Task description:
Below is a listing; write it out exactly and drop any images from it.

(Records contained in a dataset)
....

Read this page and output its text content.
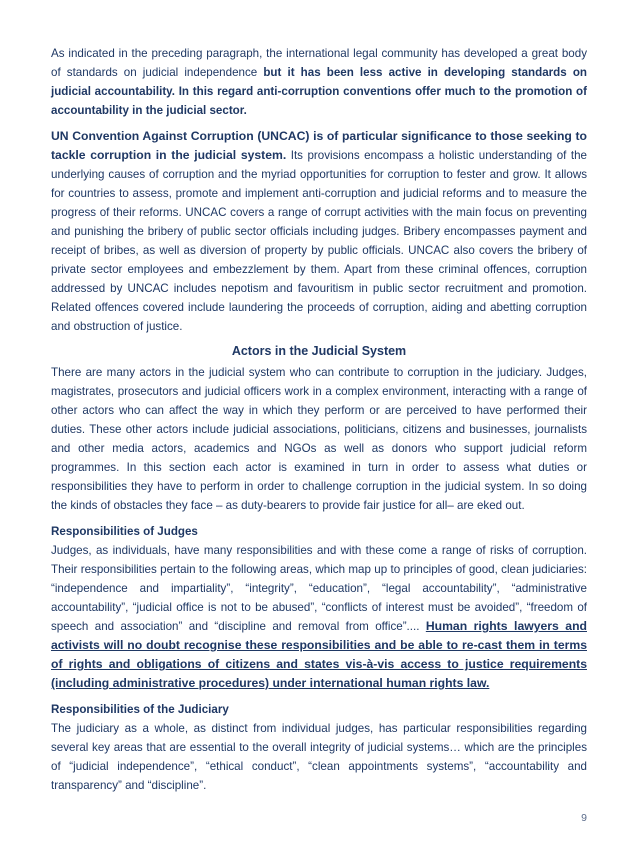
As indicated in the preceding paragraph, the international legal community has developed a great body of standards on judicial independence but it has been less active in developing standards on judicial accountability. In this regard anti-corruption conventions offer much to the promotion of accountability in the judicial sector.

UN Convention Against Corruption (UNCAC) is of particular significance to those seeking to tackle corruption in the judicial system. Its provisions encompass a holistic understanding of the underlying causes of corruption and the myriad opportunities for corruption to fester and grow. It allows for countries to assess, promote and implement anti-corruption and judicial reforms and to measure the progress of their reforms. UNCAC covers a range of corrupt activities with the main focus on preventing and punishing the bribery of public sector officials including judges. Bribery encompasses payment and receipt of bribes, as well as diversion of property by public officials. UNCAC also covers the bribery of private sector employees and embezzlement by them. Apart from these criminal offences, corruption addressed by UNCAC includes nepotism and favouritism in public sector recruitment and promotion. Related offences covered include laundering the proceeds of corruption, aiding and abetting corruption and obstruction of justice.

Actors in the Judicial System

There are many actors in the judicial system who can contribute to corruption in the judiciary. Judges, magistrates, prosecutors and judicial officers work in a complex environment, interacting with a range of other actors who can affect the way in which they perform or are perceived to have performed their duties. These other actors include judicial associations, politicians, citizens and businesses, journalists and other media actors, academics and NGOs as well as donors who support judicial reform programmes. In this section each actor is examined in turn in order to assess what duties or responsibilities they have to perform in order to challenge corruption in the judicial system. In so doing the kinds of obstacles they face – as duty-bearers to provide fair justice for all– are eked out.

Responsibilities of Judges

Judges, as individuals, have many responsibilities and with these come a range of risks of corruption. Their responsibilities pertain to the following areas, which map up to principles of good, clean judiciaries: “independence and impartiality”, “integrity”, “education”, “legal accountability”, “administrative accountability”, “judicial office is not to be abused”, “conflicts of interest must be avoided”, “freedom of speech and association” and “discipline and removal from office”.... Human rights lawyers and activists will no doubt recognise these responsibilities and be able to re-cast them in terms of rights and obligations of citizens and states vis-à-vis access to justice requirements (including administrative procedures) under international human rights law.

Responsibilities of the Judiciary

The judiciary as a whole, as distinct from individual judges, has particular responsibilities regarding several key areas that are essential to the overall integrity of judicial systems… which are the principles of “judicial independence”, “ethical conduct”, “clean appointments systems”, “accountability and transparency” and “discipline”.

9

....

Task output:
Read this page and output its text content.
As indicated in the preceding paragraph, the international legal community has developed a great body of standards on judicial independence but it has been less active in developing standards on judicial accountability. In this regard anti-corruption conventions offer much to the promotion of accountability in the judicial sector.

UN Convention Against Corruption (UNCAC) is of particular significance to those seeking to tackle corruption in the judicial system. Its provisions encompass a holistic understanding of the underlying causes of corruption and the myriad opportunities for corruption to fester and grow. It allows for countries to assess, promote and implement anti-corruption and judicial reforms and to measure the progress of their reforms. UNCAC covers a range of corrupt activities with the main focus on preventing and punishing the bribery of public sector officials including judges. Bribery encompasses payment and receipt of bribes, as well as diversion of property by public officials. UNCAC also covers the bribery of private sector employees and embezzlement by them. Apart from these criminal offences, corruption addressed by UNCAC includes nepotism and favouritism in public sector recruitment and promotion. Related offences covered include laundering the proceeds of corruption, aiding and abetting corruption and obstruction of justice.

Actors in the Judicial System

There are many actors in the judicial system who can contribute to corruption in the judiciary. Judges, magistrates, prosecutors and judicial officers work in a complex environment, interacting with a range of other actors who can affect the way in which they perform or are perceived to have performed their duties. These other actors include judicial associations, politicians, citizens and businesses, journalists and other media actors, academics and NGOs as well as donors who support judicial reform programmes. In this section each actor is examined in turn in order to assess what duties or responsibilities they have to perform in order to challenge corruption in the judicial system. In so doing the kinds of obstacles they face – as duty-bearers to provide fair justice for all– are eked out.

Responsibilities of Judges

Judges, as individuals, have many responsibilities and with these come a range of risks of corruption. Their responsibilities pertain to the following areas, which map up to principles of good, clean judiciaries: “independence and impartiality”, “integrity”, “education”, “legal accountability”, “administrative accountability”, “judicial office is not to be abused”, “conflicts of interest must be avoided”, “freedom of speech and association” and “discipline and removal from office”.... Human rights lawyers and activists will no doubt recognise these responsibilities and be able to re-cast them in terms of rights and obligations of citizens and states vis-à-vis access to justice requirements (including administrative procedures) under international human rights law.

Responsibilities of the Judiciary

The judiciary as a whole, as distinct from individual judges, has particular responsibilities regarding several key areas that are essential to the overall integrity of judicial systems… which are the principles of “judicial independence”, “ethical conduct”, “clean appointments systems”, “accountability and transparency” and “discipline”.

9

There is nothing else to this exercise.